--- EXERCISE ---
Each record below needs to be written out exactly as it appears.

--- DATASET ENTRIES ---
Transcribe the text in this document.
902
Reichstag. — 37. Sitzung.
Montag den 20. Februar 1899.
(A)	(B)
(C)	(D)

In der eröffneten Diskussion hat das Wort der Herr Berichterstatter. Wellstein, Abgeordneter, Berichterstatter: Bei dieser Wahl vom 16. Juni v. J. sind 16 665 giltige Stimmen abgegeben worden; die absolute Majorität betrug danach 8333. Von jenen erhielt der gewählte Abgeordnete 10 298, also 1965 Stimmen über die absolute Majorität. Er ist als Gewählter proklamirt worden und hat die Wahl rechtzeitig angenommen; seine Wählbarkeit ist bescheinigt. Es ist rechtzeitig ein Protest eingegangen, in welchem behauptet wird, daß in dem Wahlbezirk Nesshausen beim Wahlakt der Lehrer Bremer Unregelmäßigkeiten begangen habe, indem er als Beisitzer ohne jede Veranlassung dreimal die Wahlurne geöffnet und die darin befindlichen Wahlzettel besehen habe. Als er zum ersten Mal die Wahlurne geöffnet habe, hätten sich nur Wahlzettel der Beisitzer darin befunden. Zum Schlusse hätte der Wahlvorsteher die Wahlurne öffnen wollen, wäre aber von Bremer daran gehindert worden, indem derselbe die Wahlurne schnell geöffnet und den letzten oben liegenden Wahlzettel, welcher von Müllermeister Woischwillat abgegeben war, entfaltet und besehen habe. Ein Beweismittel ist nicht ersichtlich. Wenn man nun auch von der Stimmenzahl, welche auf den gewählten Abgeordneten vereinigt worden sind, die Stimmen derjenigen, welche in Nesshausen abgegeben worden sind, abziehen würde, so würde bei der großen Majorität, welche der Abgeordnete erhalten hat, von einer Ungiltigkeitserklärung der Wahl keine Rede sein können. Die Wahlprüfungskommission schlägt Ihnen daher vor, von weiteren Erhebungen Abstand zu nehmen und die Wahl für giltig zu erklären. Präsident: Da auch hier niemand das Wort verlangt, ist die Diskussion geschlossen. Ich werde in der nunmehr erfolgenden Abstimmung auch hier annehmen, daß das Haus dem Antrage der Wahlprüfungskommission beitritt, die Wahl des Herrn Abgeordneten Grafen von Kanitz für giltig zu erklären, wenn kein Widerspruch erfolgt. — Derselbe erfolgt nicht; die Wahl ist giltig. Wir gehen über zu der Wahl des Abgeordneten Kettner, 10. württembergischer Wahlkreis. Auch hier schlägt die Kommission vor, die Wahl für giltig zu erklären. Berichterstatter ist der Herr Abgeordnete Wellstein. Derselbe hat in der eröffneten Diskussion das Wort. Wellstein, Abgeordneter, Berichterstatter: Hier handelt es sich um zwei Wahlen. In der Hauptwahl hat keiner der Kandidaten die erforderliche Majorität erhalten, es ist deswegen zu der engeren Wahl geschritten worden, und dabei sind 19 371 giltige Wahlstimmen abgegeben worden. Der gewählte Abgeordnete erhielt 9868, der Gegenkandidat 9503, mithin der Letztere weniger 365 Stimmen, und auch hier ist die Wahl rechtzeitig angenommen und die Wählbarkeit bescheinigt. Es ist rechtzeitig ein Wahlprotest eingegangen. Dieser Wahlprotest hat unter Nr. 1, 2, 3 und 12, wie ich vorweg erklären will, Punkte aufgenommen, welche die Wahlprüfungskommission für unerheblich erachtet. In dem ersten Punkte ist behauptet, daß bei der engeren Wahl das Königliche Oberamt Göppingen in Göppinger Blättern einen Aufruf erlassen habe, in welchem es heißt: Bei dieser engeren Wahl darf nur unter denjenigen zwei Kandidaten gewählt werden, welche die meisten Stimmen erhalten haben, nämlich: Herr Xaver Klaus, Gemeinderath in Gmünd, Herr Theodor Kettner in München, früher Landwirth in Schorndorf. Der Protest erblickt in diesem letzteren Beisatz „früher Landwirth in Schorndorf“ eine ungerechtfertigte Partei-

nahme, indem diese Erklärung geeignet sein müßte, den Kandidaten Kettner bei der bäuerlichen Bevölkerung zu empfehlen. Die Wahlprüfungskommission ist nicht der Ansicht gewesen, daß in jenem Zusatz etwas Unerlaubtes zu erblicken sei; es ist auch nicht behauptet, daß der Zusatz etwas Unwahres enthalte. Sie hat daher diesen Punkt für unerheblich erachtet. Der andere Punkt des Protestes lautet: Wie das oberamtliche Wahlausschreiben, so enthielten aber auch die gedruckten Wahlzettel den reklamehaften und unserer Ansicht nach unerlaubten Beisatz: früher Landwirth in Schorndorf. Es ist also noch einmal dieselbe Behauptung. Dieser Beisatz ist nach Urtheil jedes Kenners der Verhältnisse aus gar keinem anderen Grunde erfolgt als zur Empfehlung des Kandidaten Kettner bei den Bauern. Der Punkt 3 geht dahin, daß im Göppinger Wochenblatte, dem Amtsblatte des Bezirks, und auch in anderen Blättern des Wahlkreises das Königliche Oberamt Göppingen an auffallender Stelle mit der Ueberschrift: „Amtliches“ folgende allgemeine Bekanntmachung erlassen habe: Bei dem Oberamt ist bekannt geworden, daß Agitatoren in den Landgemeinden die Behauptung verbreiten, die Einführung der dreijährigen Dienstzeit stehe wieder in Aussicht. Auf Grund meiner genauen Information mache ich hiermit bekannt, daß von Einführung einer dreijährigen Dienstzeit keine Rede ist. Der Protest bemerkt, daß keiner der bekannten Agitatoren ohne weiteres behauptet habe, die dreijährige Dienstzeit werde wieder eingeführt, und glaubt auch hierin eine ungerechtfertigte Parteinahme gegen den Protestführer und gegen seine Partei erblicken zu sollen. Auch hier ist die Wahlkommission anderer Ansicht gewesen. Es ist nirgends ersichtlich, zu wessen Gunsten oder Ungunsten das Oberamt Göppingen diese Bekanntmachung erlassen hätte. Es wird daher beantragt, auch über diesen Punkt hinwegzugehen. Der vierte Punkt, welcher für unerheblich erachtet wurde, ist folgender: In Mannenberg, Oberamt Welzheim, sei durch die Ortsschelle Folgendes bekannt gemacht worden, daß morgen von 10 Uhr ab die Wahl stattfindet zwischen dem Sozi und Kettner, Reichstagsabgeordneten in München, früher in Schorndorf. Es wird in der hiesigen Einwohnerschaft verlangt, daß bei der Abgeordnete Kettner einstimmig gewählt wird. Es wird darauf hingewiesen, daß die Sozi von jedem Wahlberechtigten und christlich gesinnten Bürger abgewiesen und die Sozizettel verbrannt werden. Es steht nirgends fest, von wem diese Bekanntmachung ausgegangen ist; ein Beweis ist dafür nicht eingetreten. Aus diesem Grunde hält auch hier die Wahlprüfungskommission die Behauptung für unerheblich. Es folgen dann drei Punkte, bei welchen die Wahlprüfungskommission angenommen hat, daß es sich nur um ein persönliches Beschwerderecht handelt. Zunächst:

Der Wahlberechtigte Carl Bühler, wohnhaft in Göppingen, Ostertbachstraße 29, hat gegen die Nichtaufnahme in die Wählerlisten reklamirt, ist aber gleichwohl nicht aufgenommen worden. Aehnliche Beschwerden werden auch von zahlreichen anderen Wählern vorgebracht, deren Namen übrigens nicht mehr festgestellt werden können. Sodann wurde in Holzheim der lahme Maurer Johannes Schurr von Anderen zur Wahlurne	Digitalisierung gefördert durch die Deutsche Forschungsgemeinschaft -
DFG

--- SOLUTION TO THIS TASK ---
Transcribe the text in this document.
902
Reichstag. — 37. Sitzung.
Montag den 20. Februar 1899.
(A)	(B)
(C)	(D)

In der eröffneten Diskussion hat das Wort der Herr Berichterstatter. Wellstein, Abgeordneter, Berichterstatter: Bei dieser Wahl vom 16. Juni v. J. sind 16 665 giltige Stimmen abgegeben worden; die absolute Majorität betrug danach 8333. Von jenen erhielt der gewählte Abgeordnete 10 298, also 1965 Stimmen über die absolute Majorität. Er ist als Gewählter proklamirt worden und hat die Wahl rechtzeitig angenommen; seine Wählbarkeit ist bescheinigt. Es ist rechtzeitig ein Protest eingegangen, in welchem behauptet wird, daß in dem Wahlbezirk Nesshausen beim Wahlakt der Lehrer Bremer Unregelmäßigkeiten begangen habe, indem er als Beisitzer ohne jede Veranlassung dreimal die Wahlurne geöffnet und die darin befindlichen Wahlzettel besehen habe. Als er zum ersten Mal die Wahlurne geöffnet habe, hätten sich nur Wahlzettel der Beisitzer darin befunden. Zum Schlusse hätte der Wahlvorsteher die Wahlurne öffnen wollen, wäre aber von Bremer daran gehindert worden, indem derselbe die Wahlurne schnell geöffnet und den letzten oben liegenden Wahlzettel, welcher von Müllermeister Woischwillat abgegeben war, entfaltet und besehen habe. Ein Beweismittel ist nicht ersichtlich. Wenn man nun auch von der Stimmenzahl, welche auf den gewählten Abgeordneten vereinigt worden sind, die Stimmen derjenigen, welche in Nesshausen abgegeben worden sind, abziehen würde, so würde bei der großen Majorität, welche der Abgeordnete erhalten hat, von einer Ungiltigkeitserklärung der Wahl keine Rede sein können. Die Wahlprüfungskommission schlägt Ihnen daher vor, von weiteren Erhebungen Abstand zu nehmen und die Wahl für giltig zu erklären. Präsident: Da auch hier niemand das Wort verlangt, ist die Diskussion geschlossen. Ich werde in der nunmehr erfolgenden Abstimmung auch hier annehmen, daß das Haus dem Antrage der Wahlprüfungskommission beitritt, die Wahl des Herrn Abgeordneten Grafen von Kanitz für giltig zu erklären, wenn kein Widerspruch erfolgt. — Derselbe erfolgt nicht; die Wahl ist giltig. Wir gehen über zu der Wahl des Abgeordneten Kettner, 10. württembergischer Wahlkreis. Auch hier schlägt die Kommission vor, die Wahl für giltig zu erklären. Berichterstatter ist der Herr Abgeordnete Wellstein. Derselbe hat in der eröffneten Diskussion das Wort. Wellstein, Abgeordneter, Berichterstatter: Hier handelt es sich um zwei Wahlen. In der Hauptwahl hat keiner der Kandidaten die erforderliche Majorität erhalten, es ist deswegen zu der engeren Wahl geschritten worden, und dabei sind 19 371 giltige Wahlstimmen abgegeben worden. Der gewählte Abgeordnete erhielt 9868, der Gegenkandidat 9503, mithin der Letztere weniger 365 Stimmen, und auch hier ist die Wahl rechtzeitig angenommen und die Wählbarkeit bescheinigt. Es ist rechtzeitig ein Wahlprotest eingegangen. Dieser Wahlprotest hat unter Nr. 1, 2, 3 und 12, wie ich vorweg erklären will, Punkte aufgenommen, welche die Wahlprüfungskommission für unerheblich erachtet. In dem ersten Punkte ist behauptet, daß bei der engeren Wahl das Königliche Oberamt Göppingen in Göppinger Blättern einen Aufruf erlassen habe, in welchem es heißt: Bei dieser engeren Wahl darf nur unter denjenigen zwei Kandidaten gewählt werden, welche die meisten Stimmen erhalten haben, nämlich: Herr Xaver Klaus, Gemeinderath in Gmünd, Herr Theodor Kettner in München, früher Landwirth in Schorndorf. Der Protest erblickt in diesem letzteren Beisatz „früher Landwirth in Schorndorf“ eine ungerechtfertigte Partei-

nahme, indem diese Erklärung geeignet sein müßte, den Kandidaten Kettner bei der bäuerlichen Bevölkerung zu empfehlen. Die Wahlprüfungskommission ist nicht der Ansicht gewesen, daß in jenem Zusatz etwas Unerlaubtes zu erblicken sei; es ist auch nicht behauptet, daß der Zusatz etwas Unwahres enthalte. Sie hat daher diesen Punkt für unerheblich erachtet. Der andere Punkt des Protestes lautet: Wie das oberamtliche Wahlausschreiben, so enthielten aber auch die gedruckten Wahlzettel den reklamehaften und unserer Ansicht nach unerlaubten Beisatz: früher Landwirth in Schorndorf. Es ist also noch einmal dieselbe Behauptung. Dieser Beisatz ist nach Urtheil jedes Kenners der Verhältnisse aus gar keinem anderen Grunde erfolgt als zur Empfehlung des Kandidaten Kettner bei den Bauern. Der Punkt 3 geht dahin, daß im Göppinger Wochenblatte, dem Amtsblatte des Bezirks, und auch in anderen Blättern des Wahlkreises das Königliche Oberamt Göppingen an auffallender Stelle mit der Ueberschrift: „Amtliches“ folgende allgemeine Bekanntmachung erlassen habe: Bei dem Oberamt ist bekannt geworden, daß Agitatoren in den Landgemeinden die Behauptung verbreiten, die Einführung der dreijährigen Dienstzeit stehe wieder in Aussicht. Auf Grund meiner genauen Information mache ich hiermit bekannt, daß von Einführung einer dreijährigen Dienstzeit keine Rede ist. Der Protest bemerkt, daß keiner der bekannten Agitatoren ohne weiteres behauptet habe, die dreijährige Dienstzeit werde wieder eingeführt, und glaubt auch hierin eine ungerechtfertigte Parteinahme gegen den Protestführer und gegen seine Partei erblicken zu sollen. Auch hier ist die Wahlkommission anderer Ansicht gewesen. Es ist nirgends ersichtlich, zu wessen Gunsten oder Ungunsten das Oberamt Göppingen diese Bekanntmachung erlassen hätte. Es wird daher beantragt, auch über diesen Punkt hinwegzugehen. Der vierte Punkt, welcher für unerheblich erachtet wurde, ist folgender: In Mannenberg, Oberamt Welzheim, sei durch die Ortsschelle Folgendes bekannt gemacht worden, daß morgen von 10 Uhr ab die Wahl stattfindet zwischen dem Sozi und Kettner, Reichstagsabgeordneten in München, früher in Schorndorf. Es wird in der hiesigen Einwohnerschaft verlangt, daß bei der Abgeordnete Kettner einstimmig gewählt wird. Es wird darauf hingewiesen, daß die Sozi von jedem Wahlberechtigten und christlich gesinnten Bürger abgewiesen und die Sozizettel verbrannt werden. Es steht nirgends fest, von wem diese Bekanntmachung ausgegangen ist; ein Beweis ist dafür nicht eingetreten. Aus diesem Grunde hält auch hier die Wahlprüfungskommission die Behauptung für unerheblich. Es folgen dann drei Punkte, bei welchen die Wahlprüfungskommission angenommen hat, daß es sich nur um ein persönliches Beschwerderecht handelt. Zunächst:

Der Wahlberechtigte Carl Bühler, wohnhaft in Göppingen, Ostertbachstraße 29, hat gegen die Nichtaufnahme in die Wählerlisten reklamirt, ist aber gleichwohl nicht aufgenommen worden. Aehnliche Beschwerden werden auch von zahlreichen anderen Wählern vorgebracht, deren Namen übrigens nicht mehr festgestellt werden können. Sodann wurde in Holzheim der lahme Maurer Johannes Schurr von Anderen zur Wahlurne	Digitalisierung gefördert durch die Deutsche Forschungsgemeinschaft -
DFG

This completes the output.